In your copy, repeat the records exactly and leave out the pictures.

= Supplied records =

- - - -

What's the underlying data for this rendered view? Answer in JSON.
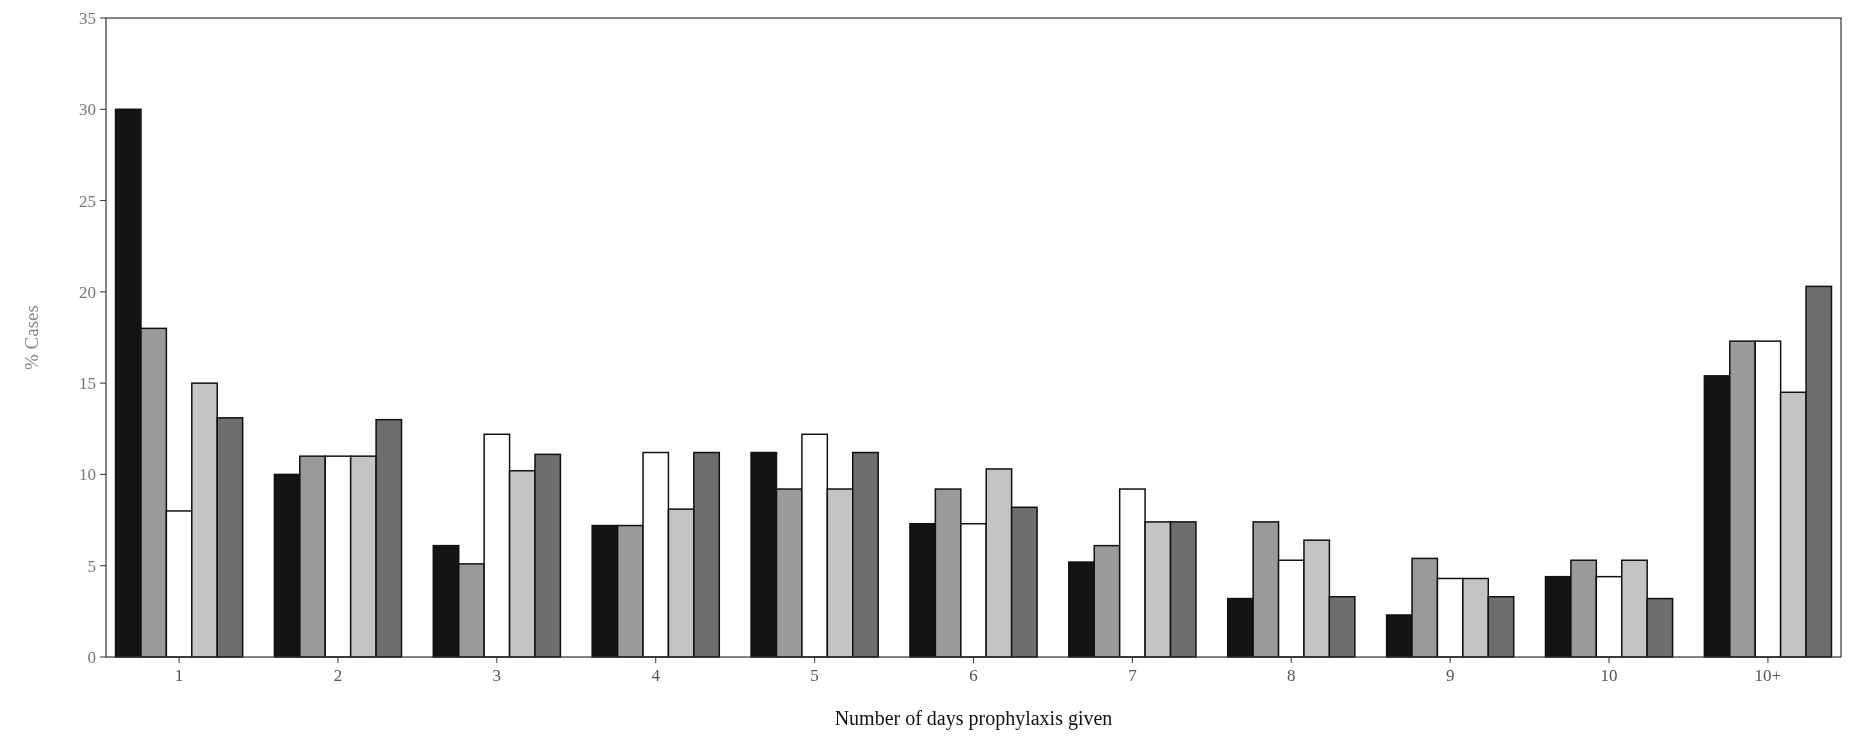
{
  "chart_data": {
    "type": "bar",
    "xlabel": "Number of days prophylaxis given",
    "ylabel": "% Cases",
    "categories": [
      "1",
      "2",
      "3",
      "4",
      "5",
      "6",
      "7",
      "8",
      "9",
      "10",
      "10+"
    ],
    "series": [
      {
        "color": "#141414",
        "values": [
          30,
          10,
          6.1,
          7.2,
          11.2,
          7.3,
          5.2,
          3.2,
          2.3,
          4.4,
          15.4
        ]
      },
      {
        "color": "#9a9a9a",
        "values": [
          18,
          11,
          5.1,
          7.2,
          9.2,
          9.2,
          6.1,
          7.4,
          5.4,
          5.3,
          17.3
        ]
      },
      {
        "color": "#ffffff",
        "values": [
          8,
          11,
          12.2,
          11.2,
          12.2,
          7.3,
          9.2,
          5.3,
          4.3,
          4.4,
          17.3
        ]
      },
      {
        "color": "#c4c4c4",
        "values": [
          15,
          11,
          10.2,
          8.1,
          9.2,
          10.3,
          7.4,
          6.4,
          4.3,
          5.3,
          14.5
        ]
      },
      {
        "color": "#6e6e6e",
        "values": [
          13.1,
          13,
          11.1,
          11.2,
          11.2,
          8.2,
          7.4,
          3.3,
          3.3,
          3.2,
          20.3
        ]
      }
    ],
    "ylim": [
      0,
      35
    ],
    "yticks": [
      0,
      5,
      10,
      15,
      20,
      25,
      30,
      35
    ],
    "grid": false
  }
}
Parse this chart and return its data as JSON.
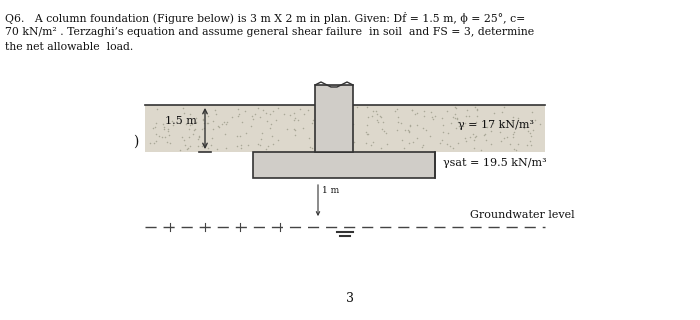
{
  "title_line1": "Q6.   A column foundation (Figure below) is 3 m X 2 m in plan. Given: Dḟ = 1.5 m, ϕ = 25°, c=",
  "title_line2": "70 kN/m² . Terzaghi’s equation and assume general shear failure  in soil  and FS = 3, determine",
  "title_line3": "the net allowable  load.",
  "label_depth": "1.5 m",
  "label_dims": "3 m × 2 m",
  "label_gamma": "γ = 17 kN/m³",
  "label_gamma_sat": "γsat = 19.5 kN/m³",
  "label_1m": "1 m",
  "label_gw": "Groundwater level",
  "label_page": "3",
  "bg_color": "#ffffff",
  "soil_color_light": "#ddd8cc",
  "foundation_color": "#d0cdc8",
  "line_color": "#333333",
  "dashed_color": "#444444",
  "text_color": "#111111"
}
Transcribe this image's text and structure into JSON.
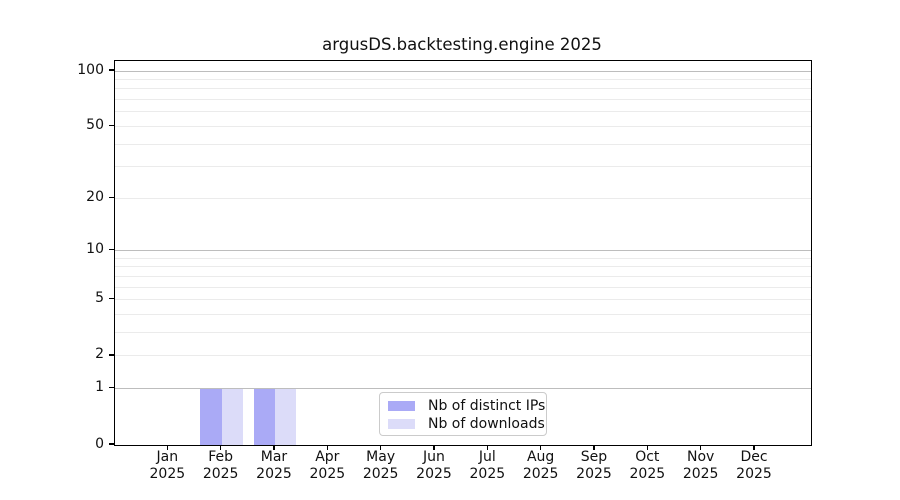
{
  "title": "argusDS.backtesting.engine 2025",
  "legend": {
    "items": [
      {
        "label": "Nb of distinct IPs",
        "color": "#aaaaf6"
      },
      {
        "label": "Nb of downloads",
        "color": "#dcdcf9"
      }
    ]
  },
  "chart_data": {
    "type": "bar",
    "title": "argusDS.backtesting.engine 2025",
    "categories": [
      "Jan 2025",
      "Feb 2025",
      "Mar 2025",
      "Apr 2025",
      "May 2025",
      "Jun 2025",
      "Jul 2025",
      "Aug 2025",
      "Sep 2025",
      "Oct 2025",
      "Nov 2025",
      "Dec 2025"
    ],
    "month_line1": [
      "Jan",
      "Feb",
      "Mar",
      "Apr",
      "May",
      "Jun",
      "Jul",
      "Aug",
      "Sep",
      "Oct",
      "Nov",
      "Dec"
    ],
    "month_line2": "2025",
    "series": [
      {
        "name": "Nb of distinct IPs",
        "color": "#aaaaf6",
        "values": [
          0,
          1,
          1,
          0,
          0,
          0,
          0,
          0,
          0,
          0,
          0,
          0
        ]
      },
      {
        "name": "Nb of downloads",
        "color": "#dcdcf9",
        "values": [
          0,
          1,
          1,
          0,
          0,
          0,
          0,
          0,
          0,
          0,
          0,
          0
        ]
      }
    ],
    "xlabel": "",
    "ylabel": "",
    "y_scale": "log1p",
    "ylim": [
      0,
      113
    ],
    "y_tick_values": [
      100,
      50,
      20,
      10,
      5,
      2,
      1,
      0
    ],
    "y_major_gridlines": [
      1,
      10,
      100
    ],
    "y_minor_gridlines": [
      2,
      3,
      4,
      5,
      6,
      7,
      8,
      9,
      20,
      30,
      40,
      50,
      60,
      70,
      80,
      90
    ],
    "grid": "horizontal only",
    "legend_position": "lower center inside axes",
    "bar_layout": "two series side by side, width 0.4 month each"
  },
  "colors": {
    "bar_distinct_ips": "#aaaaf6",
    "bar_downloads": "#dcdcf9",
    "grid_major": "#bdbdbd",
    "grid_minor": "#ebebeb",
    "spine": "#000000",
    "text": "#111111",
    "legend_border": "#cbcbcb"
  }
}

- - - -

= Answer in full =
What's the underlying data for this rendered view? Answer in JSON.
{
  "chart_data": {
    "type": "bar",
    "xlabel": "Number of days prophylaxis given",
    "ylabel": "% Cases",
    "categories": [
      "1",
      "2",
      "3",
      "4",
      "5",
      "6",
      "7",
      "8",
      "9",
      "10",
      "10+"
    ],
    "series": [
      {
        "color": "#141414",
        "values": [
          30,
          10,
          6.1,
          7.2,
          11.2,
          7.3,
          5.2,
          3.2,
          2.3,
          4.4,
          15.4
        ]
      },
      {
        "color": "#9a9a9a",
        "values": [
          18,
          11,
          5.1,
          7.2,
          9.2,
          9.2,
          6.1,
          7.4,
          5.4,
          5.3,
          17.3
        ]
      },
      {
        "color": "#ffffff",
        "values": [
          8,
          11,
          12.2,
          11.2,
          12.2,
          7.3,
          9.2,
          5.3,
          4.3,
          4.4,
          17.3
        ]
      },
      {
        "color": "#c4c4c4",
        "values": [
          15,
          11,
          10.2,
          8.1,
          9.2,
          10.3,
          7.4,
          6.4,
          4.3,
          5.3,
          14.5
        ]
      },
      {
        "color": "#6e6e6e",
        "values": [
          13.1,
          13,
          11.1,
          11.2,
          11.2,
          8.2,
          7.4,
          3.3,
          3.3,
          3.2,
          20.3
        ]
      }
    ],
    "ylim": [
      0,
      35
    ],
    "yticks": [
      0,
      5,
      10,
      15,
      20,
      25,
      30,
      35
    ],
    "grid": false
  }
}
Parse this chart and return its data as JSON.
{
  "title_line1": "Q6.   A column foundation (Figure below) is 3 m X 2 m in plan. Given: Dḟ = 1.5 m, ϕ = 25°, c=",
  "title_line2": "70 kN/m² . Terzaghi’s equation and assume general shear failure  in soil  and FS = 3, determine",
  "title_line3": "the net allowable  load.",
  "label_depth": "1.5 m",
  "label_dims": "3 m × 2 m",
  "label_gamma": "γ = 17 kN/m³",
  "label_gamma_sat": "γsat = 19.5 kN/m³",
  "label_1m": "1 m",
  "label_gw": "Groundwater level",
  "label_page": "3",
  "bg_color": "#ffffff",
  "soil_color_light": "#ddd8cc",
  "foundation_color": "#d0cdc8",
  "line_color": "#333333",
  "dashed_color": "#444444",
  "text_color": "#111111"
}
Transcribe this image's text and structure into JSON.
{
  "title": "argusDS.backtesting.engine 2025",
  "legend": {
    "items": [
      {
        "label": "Nb of distinct IPs",
        "color": "#aaaaf6"
      },
      {
        "label": "Nb of downloads",
        "color": "#dcdcf9"
      }
    ]
  },
  "chart_data": {
    "type": "bar",
    "title": "argusDS.backtesting.engine 2025",
    "categories": [
      "Jan 2025",
      "Feb 2025",
      "Mar 2025",
      "Apr 2025",
      "May 2025",
      "Jun 2025",
      "Jul 2025",
      "Aug 2025",
      "Sep 2025",
      "Oct 2025",
      "Nov 2025",
      "Dec 2025"
    ],
    "month_line1": [
      "Jan",
      "Feb",
      "Mar",
      "Apr",
      "May",
      "Jun",
      "Jul",
      "Aug",
      "Sep",
      "Oct",
      "Nov",
      "Dec"
    ],
    "month_line2": "2025",
    "series": [
      {
        "name": "Nb of distinct IPs",
        "color": "#aaaaf6",
        "values": [
          0,
          1,
          1,
          0,
          0,
          0,
          0,
          0,
          0,
          0,
          0,
          0
        ]
      },
      {
        "name": "Nb of downloads",
        "color": "#dcdcf9",
        "values": [
          0,
          1,
          1,
          0,
          0,
          0,
          0,
          0,
          0,
          0,
          0,
          0
        ]
      }
    ],
    "xlabel": "",
    "ylabel": "",
    "y_scale": "log1p",
    "ylim": [
      0,
      113
    ],
    "y_tick_values": [
      100,
      50,
      20,
      10,
      5,
      2,
      1,
      0
    ],
    "y_major_gridlines": [
      1,
      10,
      100
    ],
    "y_minor_gridlines": [
      2,
      3,
      4,
      5,
      6,
      7,
      8,
      9,
      20,
      30,
      40,
      50,
      60,
      70,
      80,
      90
    ],
    "grid": "horizontal only",
    "legend_position": "lower center inside axes",
    "bar_layout": "two series side by side, width 0.4 month each"
  },
  "colors": {
    "bar_distinct_ips": "#aaaaf6",
    "bar_downloads": "#dcdcf9",
    "grid_major": "#bdbdbd",
    "grid_minor": "#ebebeb",
    "spine": "#000000",
    "text": "#111111",
    "legend_border": "#cbcbcb"
  }
}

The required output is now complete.